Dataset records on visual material

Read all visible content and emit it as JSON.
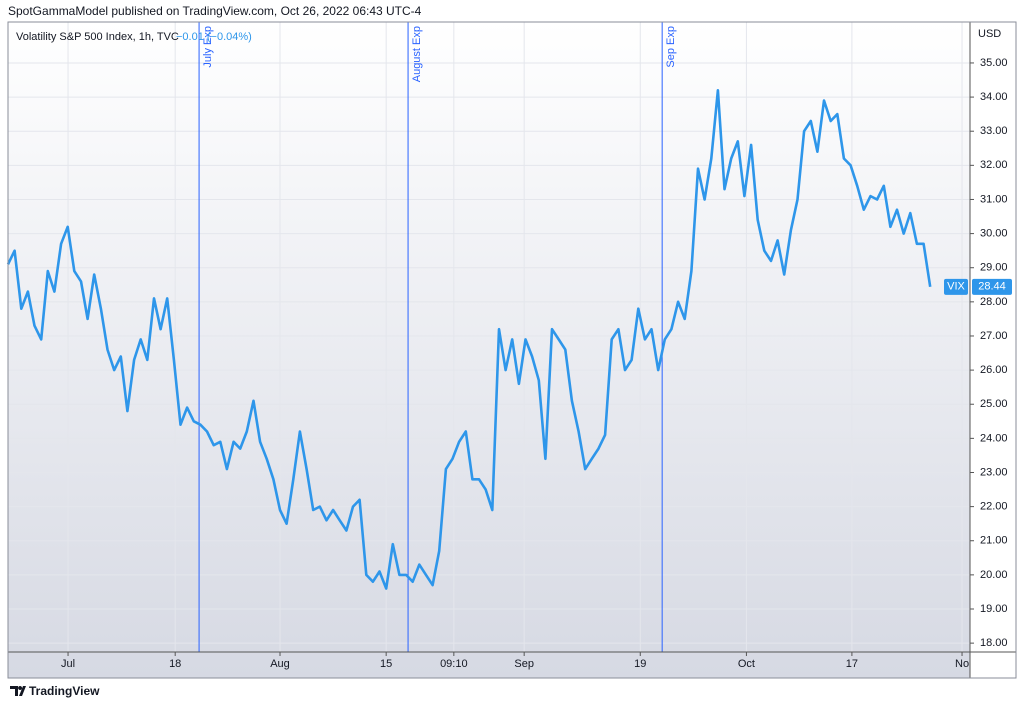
{
  "header": "SpotGammaModel published on TradingView.com, Oct 26, 2022 06:43 UTC-4",
  "footer": "TradingView",
  "chart_data": {
    "type": "line",
    "title": "Volatility S&P 500 Index, 1h, TVC",
    "subtitle": "−0.01 (−0.04%)",
    "currency": "USD",
    "series": [
      {
        "name": "VIX",
        "color": "#2e96ea",
        "values": [
          29.1,
          29.5,
          27.8,
          28.3,
          27.3,
          26.9,
          28.9,
          28.3,
          29.7,
          30.2,
          28.9,
          28.6,
          27.5,
          28.8,
          27.8,
          26.6,
          26.0,
          26.4,
          24.8,
          26.3,
          26.9,
          26.3,
          28.1,
          27.2,
          28.1,
          26.3,
          24.4,
          24.9,
          24.5,
          24.4,
          24.2,
          23.8,
          23.9,
          23.1,
          23.9,
          23.7,
          24.2,
          25.1,
          23.9,
          23.4,
          22.8,
          21.9,
          21.5,
          22.8,
          24.2,
          23.1,
          21.9,
          22.0,
          21.6,
          21.9,
          21.6,
          21.3,
          22.0,
          22.2,
          20.0,
          19.8,
          20.1,
          19.6,
          20.9,
          20.0,
          20.0,
          19.8,
          20.3,
          20.0,
          19.7,
          20.7,
          23.1,
          23.4,
          23.9,
          24.2,
          22.8,
          22.8,
          22.5,
          21.9,
          27.2,
          26.0,
          26.9,
          25.6,
          26.9,
          26.4,
          25.7,
          23.4,
          27.2,
          26.9,
          26.6,
          25.1,
          24.2,
          23.1,
          23.4,
          23.7,
          24.1,
          26.9,
          27.2,
          26.0,
          26.3,
          27.8,
          26.9,
          27.2,
          26.0,
          26.9,
          27.2,
          28.0,
          27.5,
          28.9,
          31.9,
          31.0,
          32.2,
          34.2,
          31.3,
          32.2,
          32.7,
          31.1,
          32.6,
          30.4,
          29.5,
          29.2,
          29.8,
          28.8,
          30.1,
          31.0,
          33.0,
          33.3,
          32.4,
          33.9,
          33.3,
          33.5,
          32.2,
          32.0,
          31.4,
          30.7,
          31.1,
          31.0,
          31.4,
          30.2,
          30.7,
          30.0,
          30.6,
          29.7,
          29.7,
          28.44
        ]
      }
    ],
    "xlim": [
      0,
      145
    ],
    "xticks": [
      {
        "value": 9.05,
        "label": "Jul"
      },
      {
        "value": 25.2,
        "label": "18"
      },
      {
        "value": 41.0,
        "label": "Aug"
      },
      {
        "value": 57.0,
        "label": "15"
      },
      {
        "value": 67.2,
        "label": "09:10"
      },
      {
        "value": 77.8,
        "label": "Sep"
      },
      {
        "value": 95.3,
        "label": "19"
      },
      {
        "value": 111.3,
        "label": "Oct"
      },
      {
        "value": 127.2,
        "label": "17"
      },
      {
        "value": 143.8,
        "label": "No"
      }
    ],
    "ylim": [
      17.74,
      36.2
    ],
    "yticks": [
      {
        "value": 18,
        "label": "18.00"
      },
      {
        "value": 19,
        "label": "19.00"
      },
      {
        "value": 20,
        "label": "20.00"
      },
      {
        "value": 21,
        "label": "21.00"
      },
      {
        "value": 22,
        "label": "22.00"
      },
      {
        "value": 23,
        "label": "23.00"
      },
      {
        "value": 24,
        "label": "24.00"
      },
      {
        "value": 25,
        "label": "25.00"
      },
      {
        "value": 26,
        "label": "26.00"
      },
      {
        "value": 27,
        "label": "27.00"
      },
      {
        "value": 28,
        "label": "28.00"
      },
      {
        "value": 29,
        "label": "29.00"
      },
      {
        "value": 30,
        "label": "30.00"
      },
      {
        "value": 31,
        "label": "31.00"
      },
      {
        "value": 32,
        "label": "32.00"
      },
      {
        "value": 33,
        "label": "33.00"
      },
      {
        "value": 34,
        "label": "34.00"
      },
      {
        "value": 35,
        "label": "35.00"
      }
    ],
    "grid": true,
    "annotations": [
      {
        "label": "July Exp",
        "x": 28.8
      },
      {
        "label": "August Exp",
        "x": 60.3
      },
      {
        "label": "Sep Exp",
        "x": 98.6
      }
    ],
    "annotation_color": "#2962ff"
  }
}
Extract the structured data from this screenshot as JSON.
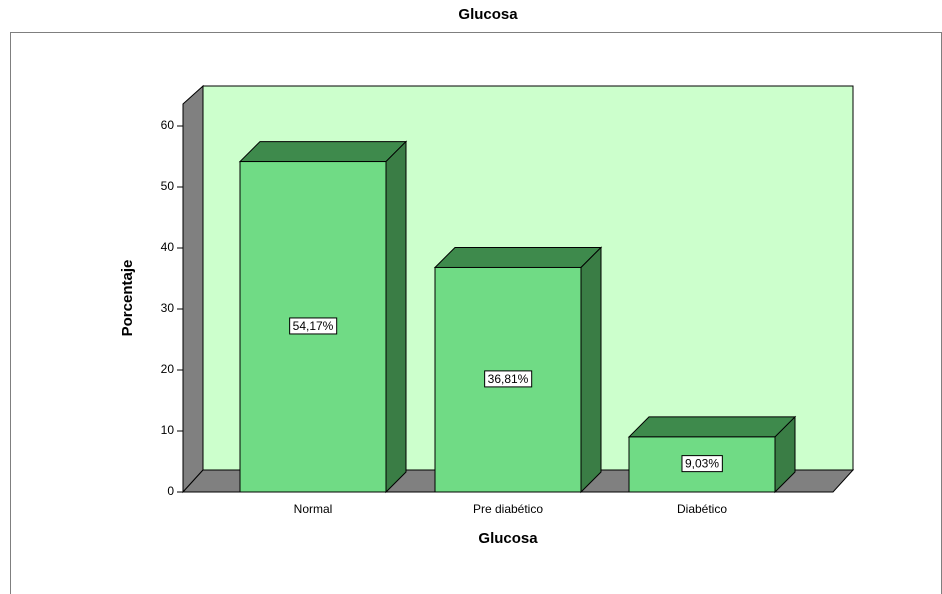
{
  "chart_data": {
    "type": "bar",
    "title": "Glucosa",
    "xlabel": "Glucosa",
    "ylabel": "Porcentaje",
    "categories": [
      "Normal",
      "Pre diabético",
      "Diabético"
    ],
    "values": [
      54.17,
      36.81,
      9.03
    ],
    "value_labels": [
      "54,17%",
      "36,81%",
      "9,03%"
    ],
    "color": "#70db85",
    "ylim": [
      0,
      60
    ],
    "yticks": [
      0,
      10,
      20,
      30,
      40,
      50,
      60
    ]
  }
}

- Set task
Copy the records exactly as they appear, excluding images.

- Answer to the exercise
Read all visible content and emit it as JSON.
{
  "header": "SpotGammaModel published on TradingView.com, Oct 26, 2022 06:43 UTC-4",
  "footer": "TradingView",
  "chart_data": {
    "type": "line",
    "title": "Volatility S&P 500 Index, 1h, TVC",
    "subtitle": "−0.01 (−0.04%)",
    "currency": "USD",
    "series": [
      {
        "name": "VIX",
        "color": "#2e96ea",
        "values": [
          29.1,
          29.5,
          27.8,
          28.3,
          27.3,
          26.9,
          28.9,
          28.3,
          29.7,
          30.2,
          28.9,
          28.6,
          27.5,
          28.8,
          27.8,
          26.6,
          26.0,
          26.4,
          24.8,
          26.3,
          26.9,
          26.3,
          28.1,
          27.2,
          28.1,
          26.3,
          24.4,
          24.9,
          24.5,
          24.4,
          24.2,
          23.8,
          23.9,
          23.1,
          23.9,
          23.7,
          24.2,
          25.1,
          23.9,
          23.4,
          22.8,
          21.9,
          21.5,
          22.8,
          24.2,
          23.1,
          21.9,
          22.0,
          21.6,
          21.9,
          21.6,
          21.3,
          22.0,
          22.2,
          20.0,
          19.8,
          20.1,
          19.6,
          20.9,
          20.0,
          20.0,
          19.8,
          20.3,
          20.0,
          19.7,
          20.7,
          23.1,
          23.4,
          23.9,
          24.2,
          22.8,
          22.8,
          22.5,
          21.9,
          27.2,
          26.0,
          26.9,
          25.6,
          26.9,
          26.4,
          25.7,
          23.4,
          27.2,
          26.9,
          26.6,
          25.1,
          24.2,
          23.1,
          23.4,
          23.7,
          24.1,
          26.9,
          27.2,
          26.0,
          26.3,
          27.8,
          26.9,
          27.2,
          26.0,
          26.9,
          27.2,
          28.0,
          27.5,
          28.9,
          31.9,
          31.0,
          32.2,
          34.2,
          31.3,
          32.2,
          32.7,
          31.1,
          32.6,
          30.4,
          29.5,
          29.2,
          29.8,
          28.8,
          30.1,
          31.0,
          33.0,
          33.3,
          32.4,
          33.9,
          33.3,
          33.5,
          32.2,
          32.0,
          31.4,
          30.7,
          31.1,
          31.0,
          31.4,
          30.2,
          30.7,
          30.0,
          30.6,
          29.7,
          29.7,
          28.44
        ]
      }
    ],
    "xlim": [
      0,
      145
    ],
    "xticks": [
      {
        "value": 9.05,
        "label": "Jul"
      },
      {
        "value": 25.2,
        "label": "18"
      },
      {
        "value": 41.0,
        "label": "Aug"
      },
      {
        "value": 57.0,
        "label": "15"
      },
      {
        "value": 67.2,
        "label": "09:10"
      },
      {
        "value": 77.8,
        "label": "Sep"
      },
      {
        "value": 95.3,
        "label": "19"
      },
      {
        "value": 111.3,
        "label": "Oct"
      },
      {
        "value": 127.2,
        "label": "17"
      },
      {
        "value": 143.8,
        "label": "No"
      }
    ],
    "ylim": [
      17.74,
      36.2
    ],
    "yticks": [
      {
        "value": 18,
        "label": "18.00"
      },
      {
        "value": 19,
        "label": "19.00"
      },
      {
        "value": 20,
        "label": "20.00"
      },
      {
        "value": 21,
        "label": "21.00"
      },
      {
        "value": 22,
        "label": "22.00"
      },
      {
        "value": 23,
        "label": "23.00"
      },
      {
        "value": 24,
        "label": "24.00"
      },
      {
        "value": 25,
        "label": "25.00"
      },
      {
        "value": 26,
        "label": "26.00"
      },
      {
        "value": 27,
        "label": "27.00"
      },
      {
        "value": 28,
        "label": "28.00"
      },
      {
        "value": 29,
        "label": "29.00"
      },
      {
        "value": 30,
        "label": "30.00"
      },
      {
        "value": 31,
        "label": "31.00"
      },
      {
        "value": 32,
        "label": "32.00"
      },
      {
        "value": 33,
        "label": "33.00"
      },
      {
        "value": 34,
        "label": "34.00"
      },
      {
        "value": 35,
        "label": "35.00"
      }
    ],
    "grid": true,
    "annotations": [
      {
        "label": "July Exp",
        "x": 28.8
      },
      {
        "label": "August Exp",
        "x": 60.3
      },
      {
        "label": "Sep Exp",
        "x": 98.6
      }
    ],
    "annotation_color": "#2962ff"
  }
}
Extract the structured data from this screenshot as JSON.
{
  "chart_data": {
    "type": "bar",
    "title": "Glucosa",
    "xlabel": "Glucosa",
    "ylabel": "Porcentaje",
    "categories": [
      "Normal",
      "Pre diabético",
      "Diabético"
    ],
    "values": [
      54.17,
      36.81,
      9.03
    ],
    "value_labels": [
      "54,17%",
      "36,81%",
      "9,03%"
    ],
    "color": "#70db85",
    "ylim": [
      0,
      60
    ],
    "yticks": [
      0,
      10,
      20,
      30,
      40,
      50,
      60
    ]
  }
}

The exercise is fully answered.